_WHAT YOU HAVE TO DO_
Copy out all of the material, matching it word for word.

─── SUPPLIED RECORDS

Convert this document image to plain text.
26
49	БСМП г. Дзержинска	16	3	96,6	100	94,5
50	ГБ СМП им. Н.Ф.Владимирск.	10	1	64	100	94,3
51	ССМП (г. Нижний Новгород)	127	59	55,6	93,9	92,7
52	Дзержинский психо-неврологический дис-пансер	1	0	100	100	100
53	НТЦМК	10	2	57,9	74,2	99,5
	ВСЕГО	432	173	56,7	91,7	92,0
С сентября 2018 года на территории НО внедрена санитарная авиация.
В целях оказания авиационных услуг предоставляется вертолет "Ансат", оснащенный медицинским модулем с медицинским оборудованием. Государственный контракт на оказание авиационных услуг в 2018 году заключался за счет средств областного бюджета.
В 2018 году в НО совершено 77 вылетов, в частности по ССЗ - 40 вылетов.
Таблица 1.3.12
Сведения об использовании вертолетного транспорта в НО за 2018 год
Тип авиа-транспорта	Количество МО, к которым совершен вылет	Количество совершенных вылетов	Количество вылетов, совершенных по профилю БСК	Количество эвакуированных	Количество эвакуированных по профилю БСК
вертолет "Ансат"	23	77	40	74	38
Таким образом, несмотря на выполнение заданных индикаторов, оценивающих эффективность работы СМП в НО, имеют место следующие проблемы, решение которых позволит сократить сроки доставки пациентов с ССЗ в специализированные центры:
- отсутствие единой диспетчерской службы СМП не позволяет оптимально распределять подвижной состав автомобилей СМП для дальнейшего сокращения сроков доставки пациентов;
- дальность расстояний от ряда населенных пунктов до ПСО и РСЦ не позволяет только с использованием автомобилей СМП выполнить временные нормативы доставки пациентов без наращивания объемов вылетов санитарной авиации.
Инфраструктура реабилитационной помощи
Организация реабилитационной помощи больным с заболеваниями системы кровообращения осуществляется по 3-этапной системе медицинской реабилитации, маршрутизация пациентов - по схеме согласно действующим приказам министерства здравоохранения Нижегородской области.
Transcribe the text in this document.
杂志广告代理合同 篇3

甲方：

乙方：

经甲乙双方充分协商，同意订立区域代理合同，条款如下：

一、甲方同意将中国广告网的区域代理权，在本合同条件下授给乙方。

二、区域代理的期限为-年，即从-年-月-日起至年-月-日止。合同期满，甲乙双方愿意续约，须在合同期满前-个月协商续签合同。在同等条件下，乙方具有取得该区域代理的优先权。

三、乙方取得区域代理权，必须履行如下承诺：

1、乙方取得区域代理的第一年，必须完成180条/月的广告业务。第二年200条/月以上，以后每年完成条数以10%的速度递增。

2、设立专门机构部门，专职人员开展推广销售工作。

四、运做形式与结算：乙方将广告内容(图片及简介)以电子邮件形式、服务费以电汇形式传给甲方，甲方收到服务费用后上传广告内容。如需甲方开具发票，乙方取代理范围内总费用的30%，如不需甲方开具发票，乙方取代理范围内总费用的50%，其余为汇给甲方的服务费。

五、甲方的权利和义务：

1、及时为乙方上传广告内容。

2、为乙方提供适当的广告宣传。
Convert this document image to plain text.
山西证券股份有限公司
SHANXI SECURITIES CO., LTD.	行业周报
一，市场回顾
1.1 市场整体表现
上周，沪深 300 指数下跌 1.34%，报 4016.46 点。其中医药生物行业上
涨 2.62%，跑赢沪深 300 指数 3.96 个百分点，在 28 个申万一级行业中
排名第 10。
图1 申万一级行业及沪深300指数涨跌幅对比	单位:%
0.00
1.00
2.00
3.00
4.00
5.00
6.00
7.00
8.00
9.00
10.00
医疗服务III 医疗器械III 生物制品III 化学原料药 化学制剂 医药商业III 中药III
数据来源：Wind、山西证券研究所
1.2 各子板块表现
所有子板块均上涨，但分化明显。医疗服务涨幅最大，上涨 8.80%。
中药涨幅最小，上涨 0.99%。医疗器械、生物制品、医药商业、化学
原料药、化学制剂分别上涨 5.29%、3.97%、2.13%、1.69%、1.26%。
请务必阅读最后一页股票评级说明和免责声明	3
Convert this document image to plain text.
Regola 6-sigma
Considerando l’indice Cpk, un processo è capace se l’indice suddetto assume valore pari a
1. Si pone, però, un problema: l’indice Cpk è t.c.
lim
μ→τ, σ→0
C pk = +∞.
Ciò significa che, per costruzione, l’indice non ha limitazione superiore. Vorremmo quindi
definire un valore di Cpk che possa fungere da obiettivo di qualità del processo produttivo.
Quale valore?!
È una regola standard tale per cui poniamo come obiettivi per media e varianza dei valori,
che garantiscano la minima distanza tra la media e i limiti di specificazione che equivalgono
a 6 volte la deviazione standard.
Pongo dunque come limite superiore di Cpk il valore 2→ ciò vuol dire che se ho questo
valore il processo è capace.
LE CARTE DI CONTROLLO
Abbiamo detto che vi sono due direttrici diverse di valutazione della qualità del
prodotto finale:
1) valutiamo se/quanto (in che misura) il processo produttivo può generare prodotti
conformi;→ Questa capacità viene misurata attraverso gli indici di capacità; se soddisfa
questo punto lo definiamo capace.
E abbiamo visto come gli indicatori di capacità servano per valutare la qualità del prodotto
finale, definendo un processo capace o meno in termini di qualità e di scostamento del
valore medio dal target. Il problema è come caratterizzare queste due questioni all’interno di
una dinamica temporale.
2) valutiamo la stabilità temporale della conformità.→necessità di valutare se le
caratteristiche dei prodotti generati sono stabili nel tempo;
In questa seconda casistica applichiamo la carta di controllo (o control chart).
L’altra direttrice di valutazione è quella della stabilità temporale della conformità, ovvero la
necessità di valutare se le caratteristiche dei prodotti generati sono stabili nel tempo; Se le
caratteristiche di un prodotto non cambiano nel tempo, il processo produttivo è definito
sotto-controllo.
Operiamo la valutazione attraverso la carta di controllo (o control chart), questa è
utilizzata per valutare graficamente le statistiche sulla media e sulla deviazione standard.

──────

_TASK RESULT_
Convert this document image to plain text.
26
49	БСМП г. Дзержинска	16	3	96,6	100	94,5
50	ГБ СМП им. Н.Ф.Владимирск.	10	1	64	100	94,3
51	ССМП (г. Нижний Новгород)	127	59	55,6	93,9	92,7
52	Дзержинский психо-неврологический дис-пансер	1	0	100	100	100
53	НТЦМК	10	2	57,9	74,2	99,5
	ВСЕГО	432	173	56,7	91,7	92,0
С сентября 2018 года на территории НО внедрена санитарная авиация.
В целях оказания авиационных услуг предоставляется вертолет "Ансат", оснащенный медицинским модулем с медицинским оборудованием. Государственный контракт на оказание авиационных услуг в 2018 году заключался за счет средств областного бюджета.
В 2018 году в НО совершено 77 вылетов, в частности по ССЗ - 40 вылетов.
Таблица 1.3.12
Сведения об использовании вертолетного транспорта в НО за 2018 год
Тип авиа-транспорта	Количество МО, к которым совершен вылет	Количество совершенных вылетов	Количество вылетов, совершенных по профилю БСК	Количество эвакуированных	Количество эвакуированных по профилю БСК
вертолет "Ансат"	23	77	40	74	38
Таким образом, несмотря на выполнение заданных индикаторов, оценивающих эффективность работы СМП в НО, имеют место следующие проблемы, решение которых позволит сократить сроки доставки пациентов с ССЗ в специализированные центры:
- отсутствие единой диспетчерской службы СМП не позволяет оптимально распределять подвижной состав автомобилей СМП для дальнейшего сокращения сроков доставки пациентов;
- дальность расстояний от ряда населенных пунктов до ПСО и РСЦ не позволяет только с использованием автомобилей СМП выполнить временные нормативы доставки пациентов без наращивания объемов вылетов санитарной авиации.
Инфраструктура реабилитационной помощи
Организация реабилитационной помощи больным с заболеваниями системы кровообращения осуществляется по 3-этапной системе медицинской реабилитации, маршрутизация пациентов - по схеме согласно действующим приказам министерства здравоохранения Нижегородской области.
Transcribe the text in this document.
杂志广告代理合同 篇3

甲方：

乙方：

经甲乙双方充分协商，同意订立区域代理合同，条款如下：

一、甲方同意将中国广告网的区域代理权，在本合同条件下授给乙方。

二、区域代理的期限为-年，即从-年-月-日起至年-月-日止。合同期满，甲乙双方愿意续约，须在合同期满前-个月协商续签合同。在同等条件下，乙方具有取得该区域代理的优先权。

三、乙方取得区域代理权，必须履行如下承诺：

1、乙方取得区域代理的第一年，必须完成180条/月的广告业务。第二年200条/月以上，以后每年完成条数以10%的速度递增。

2、设立专门机构部门，专职人员开展推广销售工作。

四、运做形式与结算：乙方将广告内容(图片及简介)以电子邮件形式、服务费以电汇形式传给甲方，甲方收到服务费用后上传广告内容。如需甲方开具发票，乙方取代理范围内总费用的30%，如不需甲方开具发票，乙方取代理范围内总费用的50%，其余为汇给甲方的服务费。

五、甲方的权利和义务：

1、及时为乙方上传广告内容。

2、为乙方提供适当的广告宣传。
Convert this document image to plain text.
山西证券股份有限公司
SHANXI SECURITIES CO., LTD.	行业周报
一，市场回顾
1.1 市场整体表现
上周，沪深 300 指数下跌 1.34%，报 4016.46 点。其中医药生物行业上
涨 2.62%，跑赢沪深 300 指数 3.96 个百分点，在 28 个申万一级行业中
排名第 10。
图1 申万一级行业及沪深300指数涨跌幅对比	单位:%
0.00
1.00
2.00
3.00
4.00
5.00
6.00
7.00
8.00
9.00
10.00
医疗服务III 医疗器械III 生物制品III 化学原料药 化学制剂 医药商业III 中药III
数据来源：Wind、山西证券研究所
1.2 各子板块表现
所有子板块均上涨，但分化明显。医疗服务涨幅最大，上涨 8.80%。
中药涨幅最小，上涨 0.99%。医疗器械、生物制品、医药商业、化学
原料药、化学制剂分别上涨 5.29%、3.97%、2.13%、1.69%、1.26%。
请务必阅读最后一页股票评级说明和免责声明	3
Convert this document image to plain text.
Regola 6-sigma
Considerando l’indice Cpk, un processo è capace se l’indice suddetto assume valore pari a
1. Si pone, però, un problema: l’indice Cpk è t.c.
lim
μ→τ, σ→0
C pk = +∞.
Ciò significa che, per costruzione, l’indice non ha limitazione superiore. Vorremmo quindi
definire un valore di Cpk che possa fungere da obiettivo di qualità del processo produttivo.
Quale valore?!
È una regola standard tale per cui poniamo come obiettivi per media e varianza dei valori,
che garantiscano la minima distanza tra la media e i limiti di specificazione che equivalgono
a 6 volte la deviazione standard.
Pongo dunque come limite superiore di Cpk il valore 2→ ciò vuol dire che se ho questo
valore il processo è capace.
LE CARTE DI CONTROLLO
Abbiamo detto che vi sono due direttrici diverse di valutazione della qualità del
prodotto finale:
1) valutiamo se/quanto (in che misura) il processo produttivo può generare prodotti
conformi;→ Questa capacità viene misurata attraverso gli indici di capacità; se soddisfa
questo punto lo definiamo capace.
E abbiamo visto come gli indicatori di capacità servano per valutare la qualità del prodotto
finale, definendo un processo capace o meno in termini di qualità e di scostamento del
valore medio dal target. Il problema è come caratterizzare queste due questioni all’interno di
una dinamica temporale.
2) valutiamo la stabilità temporale della conformità.→necessità di valutare se le
caratteristiche dei prodotti generati sono stabili nel tempo;
In questa seconda casistica applichiamo la carta di controllo (o control chart).
L’altra direttrice di valutazione è quella della stabilità temporale della conformità, ovvero la
necessità di valutare se le caratteristiche dei prodotti generati sono stabili nel tempo; Se le
caratteristiche di un prodotto non cambiano nel tempo, il processo produttivo è definito
sotto-controllo.
Operiamo la valutazione attraverso la carta di controllo (o control chart), questa è
utilizzata per valutare graficamente le statistiche sulla media e sulla deviazione standard.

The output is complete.